[Excerpts from a figure dataset]
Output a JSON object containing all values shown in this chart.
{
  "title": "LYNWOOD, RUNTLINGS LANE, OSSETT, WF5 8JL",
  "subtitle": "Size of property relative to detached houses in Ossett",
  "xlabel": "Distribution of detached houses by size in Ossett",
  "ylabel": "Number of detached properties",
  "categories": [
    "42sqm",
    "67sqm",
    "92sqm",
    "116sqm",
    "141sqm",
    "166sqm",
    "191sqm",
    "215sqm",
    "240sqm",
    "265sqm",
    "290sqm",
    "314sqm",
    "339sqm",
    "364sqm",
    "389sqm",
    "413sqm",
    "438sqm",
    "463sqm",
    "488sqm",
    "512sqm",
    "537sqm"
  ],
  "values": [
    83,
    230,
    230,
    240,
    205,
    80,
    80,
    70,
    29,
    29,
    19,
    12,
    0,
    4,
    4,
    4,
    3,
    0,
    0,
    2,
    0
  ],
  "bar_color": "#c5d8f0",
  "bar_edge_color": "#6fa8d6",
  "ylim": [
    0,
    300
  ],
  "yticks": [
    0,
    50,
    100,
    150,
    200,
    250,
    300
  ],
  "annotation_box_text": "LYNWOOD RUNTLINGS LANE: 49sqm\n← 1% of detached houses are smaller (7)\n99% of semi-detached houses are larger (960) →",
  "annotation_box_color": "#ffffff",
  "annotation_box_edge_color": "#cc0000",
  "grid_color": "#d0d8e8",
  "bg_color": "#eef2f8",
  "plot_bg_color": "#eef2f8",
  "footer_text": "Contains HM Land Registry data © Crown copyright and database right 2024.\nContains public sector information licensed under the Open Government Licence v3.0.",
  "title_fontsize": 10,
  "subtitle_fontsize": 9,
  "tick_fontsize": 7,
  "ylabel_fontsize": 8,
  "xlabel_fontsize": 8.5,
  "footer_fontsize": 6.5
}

● **WRITTEN REQUEST**:
Where a line of the entries contains the word "LANE", copy that line.

● **RESPONSE TO THE EXERCISE**:
  "title": "LYNWOOD, RUNTLINGS LANE, OSSETT, WF5 8JL",
  "annotation_box_text": "LYNWOOD RUNTLINGS LANE: 49sqm\n← 1% of detached houses are smaller (7)\n99% of semi-detached houses are larger (960) →",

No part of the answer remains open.